start DATASET RECORDS

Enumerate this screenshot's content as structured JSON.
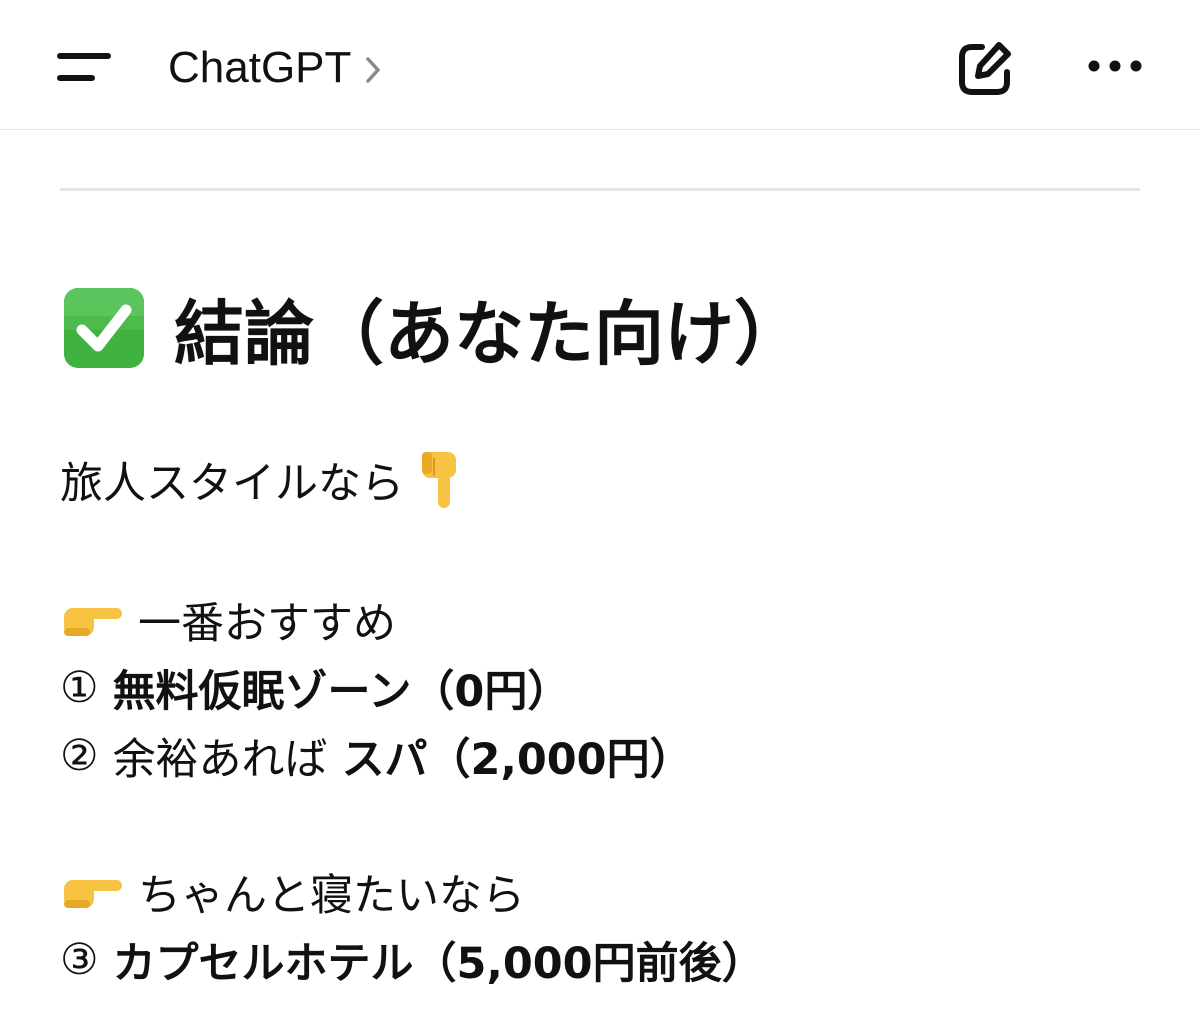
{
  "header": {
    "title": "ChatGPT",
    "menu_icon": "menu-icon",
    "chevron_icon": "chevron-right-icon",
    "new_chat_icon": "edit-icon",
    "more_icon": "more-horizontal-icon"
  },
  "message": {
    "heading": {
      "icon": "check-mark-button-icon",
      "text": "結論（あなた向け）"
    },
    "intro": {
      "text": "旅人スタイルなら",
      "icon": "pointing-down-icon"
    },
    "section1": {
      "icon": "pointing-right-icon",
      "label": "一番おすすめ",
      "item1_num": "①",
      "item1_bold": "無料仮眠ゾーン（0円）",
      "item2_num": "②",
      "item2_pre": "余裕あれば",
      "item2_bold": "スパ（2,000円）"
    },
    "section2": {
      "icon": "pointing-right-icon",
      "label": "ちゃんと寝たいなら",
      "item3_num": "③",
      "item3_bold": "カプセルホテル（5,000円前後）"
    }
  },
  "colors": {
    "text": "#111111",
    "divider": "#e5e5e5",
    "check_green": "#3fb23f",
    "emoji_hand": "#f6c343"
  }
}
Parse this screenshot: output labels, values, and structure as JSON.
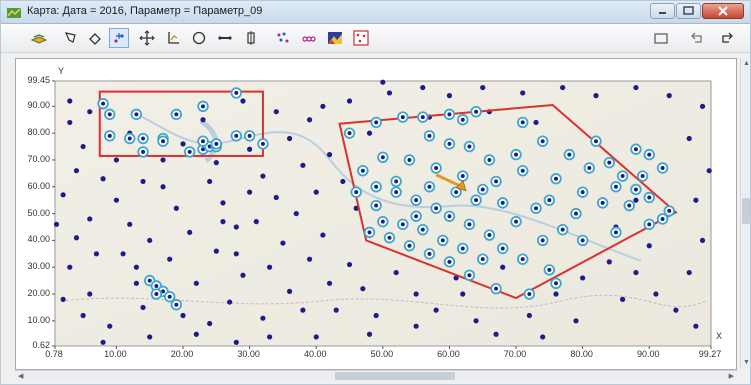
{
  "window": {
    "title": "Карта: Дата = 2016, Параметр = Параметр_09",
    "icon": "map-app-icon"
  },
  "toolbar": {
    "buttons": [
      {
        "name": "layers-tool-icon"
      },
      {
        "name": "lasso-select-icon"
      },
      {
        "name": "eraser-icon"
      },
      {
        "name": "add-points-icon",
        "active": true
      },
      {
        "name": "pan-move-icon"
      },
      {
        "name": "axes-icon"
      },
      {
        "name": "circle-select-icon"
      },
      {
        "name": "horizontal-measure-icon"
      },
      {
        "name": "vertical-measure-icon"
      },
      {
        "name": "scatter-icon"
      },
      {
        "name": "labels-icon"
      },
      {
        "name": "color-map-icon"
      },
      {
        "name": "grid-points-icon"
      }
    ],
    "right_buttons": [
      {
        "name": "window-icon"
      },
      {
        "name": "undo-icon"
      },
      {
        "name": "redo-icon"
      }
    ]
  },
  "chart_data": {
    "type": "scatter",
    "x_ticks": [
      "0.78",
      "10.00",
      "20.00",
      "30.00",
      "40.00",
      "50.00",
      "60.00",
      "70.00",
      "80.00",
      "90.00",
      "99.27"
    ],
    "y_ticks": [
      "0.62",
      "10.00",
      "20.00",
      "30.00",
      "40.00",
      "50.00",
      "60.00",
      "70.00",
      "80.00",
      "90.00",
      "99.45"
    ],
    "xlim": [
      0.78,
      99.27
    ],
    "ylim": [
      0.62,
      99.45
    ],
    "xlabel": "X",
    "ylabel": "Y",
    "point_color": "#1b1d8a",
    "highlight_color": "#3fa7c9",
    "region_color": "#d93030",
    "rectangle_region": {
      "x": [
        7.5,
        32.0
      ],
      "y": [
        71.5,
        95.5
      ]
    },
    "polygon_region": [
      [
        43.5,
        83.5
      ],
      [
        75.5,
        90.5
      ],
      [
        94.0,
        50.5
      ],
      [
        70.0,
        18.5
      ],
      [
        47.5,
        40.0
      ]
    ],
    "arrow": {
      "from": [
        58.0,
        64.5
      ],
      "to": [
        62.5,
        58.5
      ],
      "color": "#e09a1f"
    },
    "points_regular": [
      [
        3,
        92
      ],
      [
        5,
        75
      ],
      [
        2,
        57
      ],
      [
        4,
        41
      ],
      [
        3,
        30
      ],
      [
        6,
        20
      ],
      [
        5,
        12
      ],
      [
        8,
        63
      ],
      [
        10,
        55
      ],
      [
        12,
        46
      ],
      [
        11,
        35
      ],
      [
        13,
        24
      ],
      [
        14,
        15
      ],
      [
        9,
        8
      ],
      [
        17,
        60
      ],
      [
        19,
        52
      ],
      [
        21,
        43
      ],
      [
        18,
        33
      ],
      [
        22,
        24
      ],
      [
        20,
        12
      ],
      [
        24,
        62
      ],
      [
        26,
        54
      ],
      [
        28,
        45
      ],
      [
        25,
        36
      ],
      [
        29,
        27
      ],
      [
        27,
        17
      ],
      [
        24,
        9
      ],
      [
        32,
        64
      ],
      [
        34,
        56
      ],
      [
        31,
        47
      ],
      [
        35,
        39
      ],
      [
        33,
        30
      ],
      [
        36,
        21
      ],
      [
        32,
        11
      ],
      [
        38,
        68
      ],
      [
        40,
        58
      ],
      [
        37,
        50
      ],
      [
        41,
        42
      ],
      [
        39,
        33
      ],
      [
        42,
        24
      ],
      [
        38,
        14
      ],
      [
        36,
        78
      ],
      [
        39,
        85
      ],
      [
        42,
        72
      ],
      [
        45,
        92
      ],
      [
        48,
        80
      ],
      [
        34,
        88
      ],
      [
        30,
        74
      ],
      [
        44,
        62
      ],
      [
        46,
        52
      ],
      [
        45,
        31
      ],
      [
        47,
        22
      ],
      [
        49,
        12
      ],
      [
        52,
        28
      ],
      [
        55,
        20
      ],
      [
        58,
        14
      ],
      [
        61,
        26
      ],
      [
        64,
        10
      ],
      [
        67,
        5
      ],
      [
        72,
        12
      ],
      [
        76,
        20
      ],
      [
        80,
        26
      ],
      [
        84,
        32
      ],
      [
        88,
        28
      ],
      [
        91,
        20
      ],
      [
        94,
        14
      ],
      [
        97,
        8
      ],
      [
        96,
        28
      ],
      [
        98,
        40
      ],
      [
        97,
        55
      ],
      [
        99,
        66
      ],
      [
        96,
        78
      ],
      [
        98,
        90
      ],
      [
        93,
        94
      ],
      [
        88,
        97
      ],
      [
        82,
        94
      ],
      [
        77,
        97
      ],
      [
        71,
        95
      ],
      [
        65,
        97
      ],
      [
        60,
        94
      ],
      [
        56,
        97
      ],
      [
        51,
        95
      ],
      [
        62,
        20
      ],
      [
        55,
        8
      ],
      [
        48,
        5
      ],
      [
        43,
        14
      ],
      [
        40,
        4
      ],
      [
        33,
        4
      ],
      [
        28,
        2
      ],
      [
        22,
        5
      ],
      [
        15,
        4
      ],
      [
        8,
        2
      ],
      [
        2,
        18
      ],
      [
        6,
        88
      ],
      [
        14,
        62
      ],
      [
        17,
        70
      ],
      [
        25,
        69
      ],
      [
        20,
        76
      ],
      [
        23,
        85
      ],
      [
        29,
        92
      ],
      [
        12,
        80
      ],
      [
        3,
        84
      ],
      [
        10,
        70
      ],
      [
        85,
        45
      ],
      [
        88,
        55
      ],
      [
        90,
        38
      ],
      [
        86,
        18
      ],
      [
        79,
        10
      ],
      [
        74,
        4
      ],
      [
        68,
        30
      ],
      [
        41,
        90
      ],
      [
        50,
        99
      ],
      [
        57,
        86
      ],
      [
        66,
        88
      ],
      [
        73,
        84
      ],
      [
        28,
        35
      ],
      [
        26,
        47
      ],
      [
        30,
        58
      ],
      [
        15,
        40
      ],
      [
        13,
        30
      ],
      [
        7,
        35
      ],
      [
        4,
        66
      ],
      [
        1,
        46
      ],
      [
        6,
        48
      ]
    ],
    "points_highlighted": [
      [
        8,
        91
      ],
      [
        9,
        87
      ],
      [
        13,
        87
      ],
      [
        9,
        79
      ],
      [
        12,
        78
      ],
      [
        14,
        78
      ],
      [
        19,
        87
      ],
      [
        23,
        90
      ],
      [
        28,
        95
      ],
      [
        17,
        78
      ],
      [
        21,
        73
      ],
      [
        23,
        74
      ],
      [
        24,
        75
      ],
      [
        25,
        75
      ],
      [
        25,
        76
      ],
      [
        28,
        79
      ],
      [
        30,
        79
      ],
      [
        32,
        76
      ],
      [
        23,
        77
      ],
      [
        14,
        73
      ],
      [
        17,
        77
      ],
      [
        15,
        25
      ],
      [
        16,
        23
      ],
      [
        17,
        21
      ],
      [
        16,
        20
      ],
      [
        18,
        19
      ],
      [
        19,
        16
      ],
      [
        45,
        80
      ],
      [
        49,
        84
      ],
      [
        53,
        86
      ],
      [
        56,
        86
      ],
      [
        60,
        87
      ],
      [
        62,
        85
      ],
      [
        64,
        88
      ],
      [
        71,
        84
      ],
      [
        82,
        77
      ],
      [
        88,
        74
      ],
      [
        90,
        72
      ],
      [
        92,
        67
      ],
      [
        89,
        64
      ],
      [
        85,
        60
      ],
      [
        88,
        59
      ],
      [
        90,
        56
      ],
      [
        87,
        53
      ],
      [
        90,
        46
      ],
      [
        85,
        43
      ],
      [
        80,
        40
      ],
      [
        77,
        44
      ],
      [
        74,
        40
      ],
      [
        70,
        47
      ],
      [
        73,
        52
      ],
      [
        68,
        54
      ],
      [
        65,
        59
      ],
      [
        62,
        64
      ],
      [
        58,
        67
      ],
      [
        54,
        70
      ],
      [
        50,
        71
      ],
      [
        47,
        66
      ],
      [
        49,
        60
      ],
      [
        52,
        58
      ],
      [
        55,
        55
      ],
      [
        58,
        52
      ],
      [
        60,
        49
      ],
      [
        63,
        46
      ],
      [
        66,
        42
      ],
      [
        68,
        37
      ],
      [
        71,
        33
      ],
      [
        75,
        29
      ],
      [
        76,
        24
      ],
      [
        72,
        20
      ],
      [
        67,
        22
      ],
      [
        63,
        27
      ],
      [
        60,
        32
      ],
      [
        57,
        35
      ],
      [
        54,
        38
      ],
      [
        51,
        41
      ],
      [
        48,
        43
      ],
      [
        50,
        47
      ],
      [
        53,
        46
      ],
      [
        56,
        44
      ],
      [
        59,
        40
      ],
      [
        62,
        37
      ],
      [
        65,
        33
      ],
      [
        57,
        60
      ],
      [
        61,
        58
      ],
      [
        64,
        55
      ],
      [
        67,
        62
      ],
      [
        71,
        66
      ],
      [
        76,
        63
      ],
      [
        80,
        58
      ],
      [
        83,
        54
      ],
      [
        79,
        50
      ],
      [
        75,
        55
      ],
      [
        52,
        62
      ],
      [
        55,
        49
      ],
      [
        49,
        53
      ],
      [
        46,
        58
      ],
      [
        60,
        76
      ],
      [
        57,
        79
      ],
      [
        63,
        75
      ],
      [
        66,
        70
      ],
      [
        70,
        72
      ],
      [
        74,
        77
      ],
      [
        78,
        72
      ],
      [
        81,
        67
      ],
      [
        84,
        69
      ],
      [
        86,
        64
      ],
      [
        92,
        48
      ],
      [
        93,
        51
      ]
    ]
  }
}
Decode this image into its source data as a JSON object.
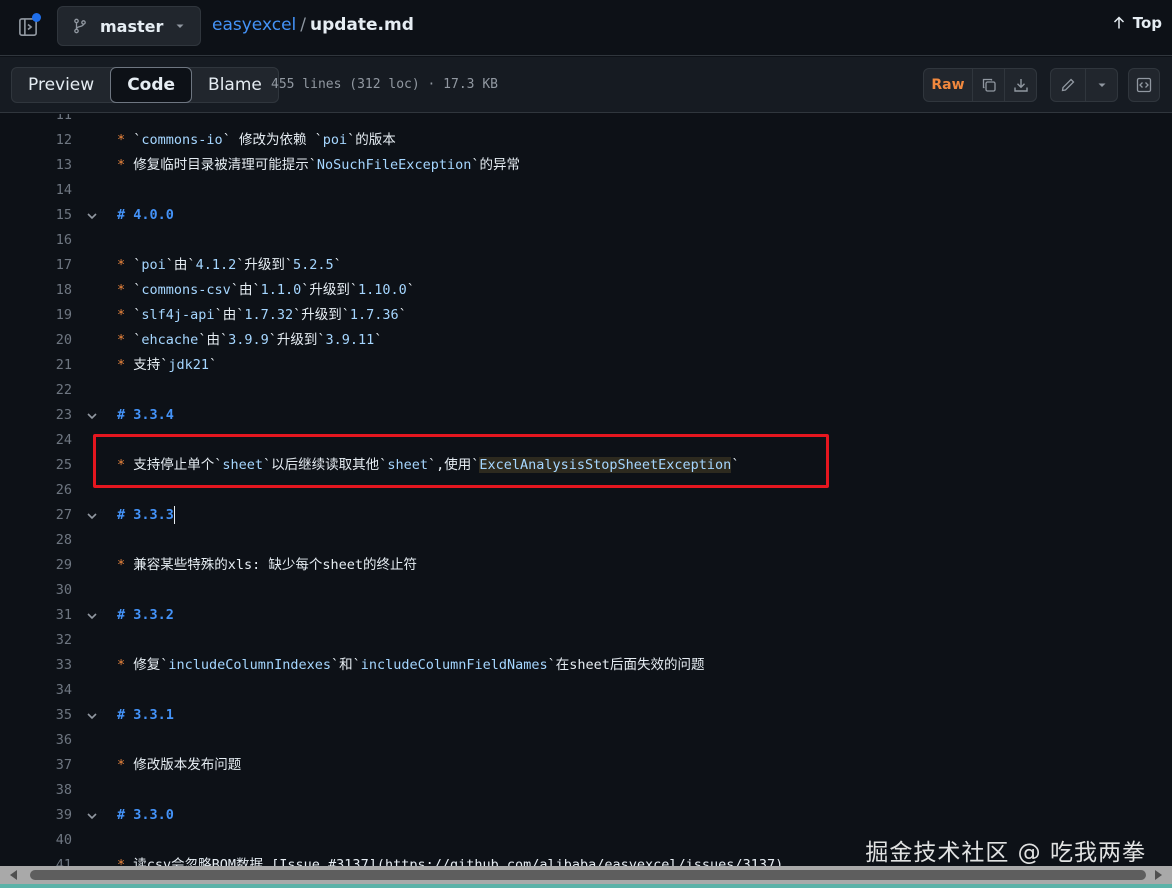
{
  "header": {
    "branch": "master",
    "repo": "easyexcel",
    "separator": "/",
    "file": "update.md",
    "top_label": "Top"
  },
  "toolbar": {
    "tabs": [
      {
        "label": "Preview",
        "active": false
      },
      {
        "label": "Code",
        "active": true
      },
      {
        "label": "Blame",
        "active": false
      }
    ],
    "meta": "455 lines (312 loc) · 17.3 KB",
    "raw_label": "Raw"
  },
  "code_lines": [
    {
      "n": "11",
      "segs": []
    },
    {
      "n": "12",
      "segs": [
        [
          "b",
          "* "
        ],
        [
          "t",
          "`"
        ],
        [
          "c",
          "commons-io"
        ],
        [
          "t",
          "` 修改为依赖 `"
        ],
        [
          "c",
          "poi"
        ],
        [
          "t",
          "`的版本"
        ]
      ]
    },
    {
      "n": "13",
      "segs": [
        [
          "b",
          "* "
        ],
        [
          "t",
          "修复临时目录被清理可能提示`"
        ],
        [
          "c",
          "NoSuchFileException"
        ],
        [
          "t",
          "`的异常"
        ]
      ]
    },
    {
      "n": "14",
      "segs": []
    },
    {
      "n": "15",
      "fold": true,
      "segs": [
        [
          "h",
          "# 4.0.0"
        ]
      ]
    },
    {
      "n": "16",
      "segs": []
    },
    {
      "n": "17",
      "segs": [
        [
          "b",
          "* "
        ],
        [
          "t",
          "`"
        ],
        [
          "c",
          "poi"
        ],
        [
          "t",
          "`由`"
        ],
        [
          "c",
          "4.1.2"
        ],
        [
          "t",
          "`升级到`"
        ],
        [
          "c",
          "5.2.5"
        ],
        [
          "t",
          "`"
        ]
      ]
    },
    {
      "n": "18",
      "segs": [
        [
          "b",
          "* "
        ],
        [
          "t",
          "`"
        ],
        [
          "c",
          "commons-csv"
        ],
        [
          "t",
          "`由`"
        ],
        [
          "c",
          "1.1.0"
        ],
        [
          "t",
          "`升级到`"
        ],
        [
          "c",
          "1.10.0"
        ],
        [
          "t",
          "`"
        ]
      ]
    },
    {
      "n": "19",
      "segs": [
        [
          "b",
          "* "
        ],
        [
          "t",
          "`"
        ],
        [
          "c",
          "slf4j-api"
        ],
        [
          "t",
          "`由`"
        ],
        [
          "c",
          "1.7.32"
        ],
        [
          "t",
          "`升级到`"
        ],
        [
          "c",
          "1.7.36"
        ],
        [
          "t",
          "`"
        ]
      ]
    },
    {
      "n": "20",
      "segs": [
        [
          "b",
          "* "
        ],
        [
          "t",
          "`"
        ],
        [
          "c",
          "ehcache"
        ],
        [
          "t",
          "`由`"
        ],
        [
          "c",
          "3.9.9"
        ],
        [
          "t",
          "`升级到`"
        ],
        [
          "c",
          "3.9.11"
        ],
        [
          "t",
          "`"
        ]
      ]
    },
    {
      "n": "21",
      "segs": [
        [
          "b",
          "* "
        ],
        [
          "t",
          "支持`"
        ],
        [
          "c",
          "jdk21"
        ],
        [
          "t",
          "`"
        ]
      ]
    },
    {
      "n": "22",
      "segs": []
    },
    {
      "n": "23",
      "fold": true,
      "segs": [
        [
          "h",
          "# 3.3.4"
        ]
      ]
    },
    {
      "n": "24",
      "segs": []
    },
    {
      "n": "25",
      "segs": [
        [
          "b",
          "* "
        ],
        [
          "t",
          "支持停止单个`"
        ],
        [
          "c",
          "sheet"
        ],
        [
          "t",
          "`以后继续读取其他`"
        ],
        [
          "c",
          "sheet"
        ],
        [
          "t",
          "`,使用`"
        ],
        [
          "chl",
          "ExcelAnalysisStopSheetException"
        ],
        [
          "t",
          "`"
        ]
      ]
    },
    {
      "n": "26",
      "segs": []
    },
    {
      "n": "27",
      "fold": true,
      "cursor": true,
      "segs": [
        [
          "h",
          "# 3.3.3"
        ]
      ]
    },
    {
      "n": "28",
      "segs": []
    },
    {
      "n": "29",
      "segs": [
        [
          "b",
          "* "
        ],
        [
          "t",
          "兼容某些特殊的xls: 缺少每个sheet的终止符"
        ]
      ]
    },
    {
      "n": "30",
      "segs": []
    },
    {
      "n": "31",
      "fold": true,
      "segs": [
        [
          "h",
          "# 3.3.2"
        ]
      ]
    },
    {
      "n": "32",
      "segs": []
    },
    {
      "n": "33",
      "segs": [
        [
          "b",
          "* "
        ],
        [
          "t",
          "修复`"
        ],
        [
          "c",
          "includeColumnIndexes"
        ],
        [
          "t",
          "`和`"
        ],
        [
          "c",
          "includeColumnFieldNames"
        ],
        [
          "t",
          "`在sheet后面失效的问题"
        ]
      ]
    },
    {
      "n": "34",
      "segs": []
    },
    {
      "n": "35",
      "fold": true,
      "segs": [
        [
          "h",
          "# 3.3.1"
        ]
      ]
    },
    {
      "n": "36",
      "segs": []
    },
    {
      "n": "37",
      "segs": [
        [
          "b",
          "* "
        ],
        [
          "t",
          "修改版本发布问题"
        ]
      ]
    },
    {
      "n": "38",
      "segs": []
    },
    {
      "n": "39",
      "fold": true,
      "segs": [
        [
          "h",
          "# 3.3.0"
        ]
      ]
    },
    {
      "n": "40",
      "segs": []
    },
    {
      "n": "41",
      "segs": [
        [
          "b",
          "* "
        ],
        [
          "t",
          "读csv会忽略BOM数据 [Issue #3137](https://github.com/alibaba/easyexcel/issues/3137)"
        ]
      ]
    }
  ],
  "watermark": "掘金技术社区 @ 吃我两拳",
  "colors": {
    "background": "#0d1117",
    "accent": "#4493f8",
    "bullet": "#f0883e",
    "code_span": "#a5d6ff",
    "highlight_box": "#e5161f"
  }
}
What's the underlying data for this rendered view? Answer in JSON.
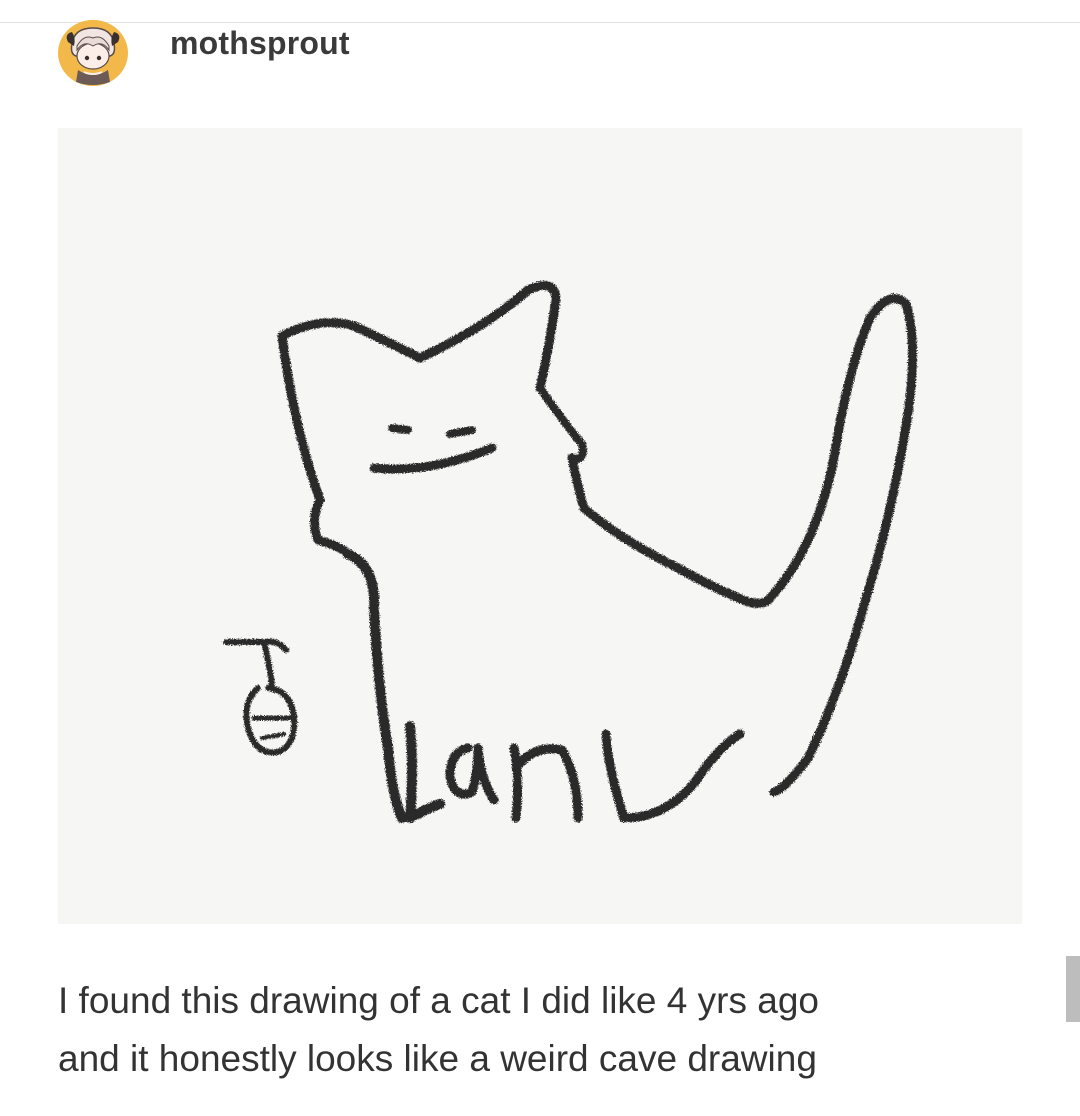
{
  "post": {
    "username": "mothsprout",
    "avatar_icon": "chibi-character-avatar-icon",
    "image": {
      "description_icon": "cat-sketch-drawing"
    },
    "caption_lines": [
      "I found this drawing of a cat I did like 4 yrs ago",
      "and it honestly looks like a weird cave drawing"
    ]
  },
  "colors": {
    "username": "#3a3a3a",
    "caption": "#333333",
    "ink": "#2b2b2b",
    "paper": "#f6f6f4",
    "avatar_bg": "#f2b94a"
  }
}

end DATASET RECORDS

WHAT THE EXERCISE ASKS:
State how many lines in the entries above include the word "screenshot"; reply with the number alone.

RESPONSE TO THE TASK:
2